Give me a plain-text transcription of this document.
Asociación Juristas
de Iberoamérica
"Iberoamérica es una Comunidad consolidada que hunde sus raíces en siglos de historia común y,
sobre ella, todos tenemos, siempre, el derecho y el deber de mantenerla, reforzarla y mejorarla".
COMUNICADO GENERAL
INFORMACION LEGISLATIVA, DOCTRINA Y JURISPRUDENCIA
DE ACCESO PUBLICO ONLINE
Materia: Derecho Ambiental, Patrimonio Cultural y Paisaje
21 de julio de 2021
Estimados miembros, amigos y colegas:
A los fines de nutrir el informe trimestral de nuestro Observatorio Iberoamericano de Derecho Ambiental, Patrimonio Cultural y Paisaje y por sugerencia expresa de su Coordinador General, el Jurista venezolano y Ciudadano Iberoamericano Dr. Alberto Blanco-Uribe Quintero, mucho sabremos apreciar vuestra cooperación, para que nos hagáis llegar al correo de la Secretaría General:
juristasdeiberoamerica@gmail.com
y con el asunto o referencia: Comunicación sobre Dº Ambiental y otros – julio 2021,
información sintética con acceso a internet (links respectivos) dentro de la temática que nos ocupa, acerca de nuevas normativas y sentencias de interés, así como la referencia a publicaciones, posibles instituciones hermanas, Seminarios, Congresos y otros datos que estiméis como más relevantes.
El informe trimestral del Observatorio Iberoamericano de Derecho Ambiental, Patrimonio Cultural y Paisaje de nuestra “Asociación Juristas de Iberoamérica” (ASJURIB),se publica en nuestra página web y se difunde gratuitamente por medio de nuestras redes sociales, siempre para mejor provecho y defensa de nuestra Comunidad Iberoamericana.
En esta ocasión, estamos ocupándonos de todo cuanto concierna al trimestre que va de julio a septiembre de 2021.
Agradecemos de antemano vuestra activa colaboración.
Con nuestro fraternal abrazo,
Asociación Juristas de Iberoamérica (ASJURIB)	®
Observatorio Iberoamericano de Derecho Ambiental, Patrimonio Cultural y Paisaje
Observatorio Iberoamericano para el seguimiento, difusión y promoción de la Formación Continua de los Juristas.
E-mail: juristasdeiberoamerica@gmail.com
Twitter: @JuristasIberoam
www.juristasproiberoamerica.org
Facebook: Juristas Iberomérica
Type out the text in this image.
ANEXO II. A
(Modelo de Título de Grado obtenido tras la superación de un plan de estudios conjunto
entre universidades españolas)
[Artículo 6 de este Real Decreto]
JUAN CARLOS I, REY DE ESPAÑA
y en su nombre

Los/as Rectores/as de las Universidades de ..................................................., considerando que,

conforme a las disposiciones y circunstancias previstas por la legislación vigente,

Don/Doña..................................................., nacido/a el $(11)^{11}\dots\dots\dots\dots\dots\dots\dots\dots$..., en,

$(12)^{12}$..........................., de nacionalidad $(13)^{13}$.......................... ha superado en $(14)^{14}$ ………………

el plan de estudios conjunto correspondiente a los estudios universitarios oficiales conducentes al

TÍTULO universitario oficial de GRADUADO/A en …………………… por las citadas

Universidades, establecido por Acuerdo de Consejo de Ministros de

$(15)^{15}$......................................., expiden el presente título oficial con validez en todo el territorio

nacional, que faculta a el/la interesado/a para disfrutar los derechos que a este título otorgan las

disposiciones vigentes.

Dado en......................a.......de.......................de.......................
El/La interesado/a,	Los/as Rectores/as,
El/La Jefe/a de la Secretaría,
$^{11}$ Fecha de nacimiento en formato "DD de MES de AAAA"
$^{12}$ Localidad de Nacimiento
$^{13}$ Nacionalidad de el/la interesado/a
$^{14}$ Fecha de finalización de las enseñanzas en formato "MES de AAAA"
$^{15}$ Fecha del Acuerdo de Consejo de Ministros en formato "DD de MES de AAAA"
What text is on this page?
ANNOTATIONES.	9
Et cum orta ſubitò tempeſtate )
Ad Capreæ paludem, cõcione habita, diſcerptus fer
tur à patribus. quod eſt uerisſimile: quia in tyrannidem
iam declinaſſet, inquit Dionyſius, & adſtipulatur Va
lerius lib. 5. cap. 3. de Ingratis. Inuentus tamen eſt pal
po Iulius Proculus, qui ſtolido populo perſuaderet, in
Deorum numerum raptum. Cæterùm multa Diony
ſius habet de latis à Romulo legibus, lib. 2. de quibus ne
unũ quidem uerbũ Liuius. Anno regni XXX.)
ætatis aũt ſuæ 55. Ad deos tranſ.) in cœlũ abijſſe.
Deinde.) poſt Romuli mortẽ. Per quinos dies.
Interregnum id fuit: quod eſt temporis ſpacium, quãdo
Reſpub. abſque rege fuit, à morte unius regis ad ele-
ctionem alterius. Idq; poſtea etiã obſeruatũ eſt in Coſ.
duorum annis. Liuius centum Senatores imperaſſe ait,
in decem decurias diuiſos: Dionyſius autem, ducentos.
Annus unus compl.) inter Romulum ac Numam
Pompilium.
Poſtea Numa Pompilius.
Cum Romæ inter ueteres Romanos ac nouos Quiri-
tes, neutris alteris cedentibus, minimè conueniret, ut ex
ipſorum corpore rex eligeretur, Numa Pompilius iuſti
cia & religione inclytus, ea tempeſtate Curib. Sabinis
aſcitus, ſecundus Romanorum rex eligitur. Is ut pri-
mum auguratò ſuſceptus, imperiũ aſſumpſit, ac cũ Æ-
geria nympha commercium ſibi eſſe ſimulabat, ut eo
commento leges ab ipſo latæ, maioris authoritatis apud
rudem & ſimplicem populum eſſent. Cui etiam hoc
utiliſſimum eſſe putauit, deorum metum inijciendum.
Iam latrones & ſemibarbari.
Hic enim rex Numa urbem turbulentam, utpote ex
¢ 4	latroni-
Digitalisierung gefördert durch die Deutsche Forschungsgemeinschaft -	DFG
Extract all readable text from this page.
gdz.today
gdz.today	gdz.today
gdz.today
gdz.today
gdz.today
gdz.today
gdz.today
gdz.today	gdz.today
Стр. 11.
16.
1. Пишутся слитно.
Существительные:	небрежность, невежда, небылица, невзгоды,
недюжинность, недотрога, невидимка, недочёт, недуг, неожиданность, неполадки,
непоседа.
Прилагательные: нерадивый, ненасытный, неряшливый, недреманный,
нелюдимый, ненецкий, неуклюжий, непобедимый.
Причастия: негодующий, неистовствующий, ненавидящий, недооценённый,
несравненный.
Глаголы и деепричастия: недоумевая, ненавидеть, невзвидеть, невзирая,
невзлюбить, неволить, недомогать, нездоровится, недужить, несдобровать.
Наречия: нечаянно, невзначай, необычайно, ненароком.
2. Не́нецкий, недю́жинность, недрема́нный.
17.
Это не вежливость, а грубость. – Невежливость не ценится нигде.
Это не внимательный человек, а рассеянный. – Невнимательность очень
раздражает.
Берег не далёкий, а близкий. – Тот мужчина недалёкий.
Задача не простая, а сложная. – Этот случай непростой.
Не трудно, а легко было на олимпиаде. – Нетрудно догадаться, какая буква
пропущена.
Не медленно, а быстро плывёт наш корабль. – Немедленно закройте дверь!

### EXERCISE TASK
State how many lines above include the word "page", and nothing more.

### OUTPUT BELOW
2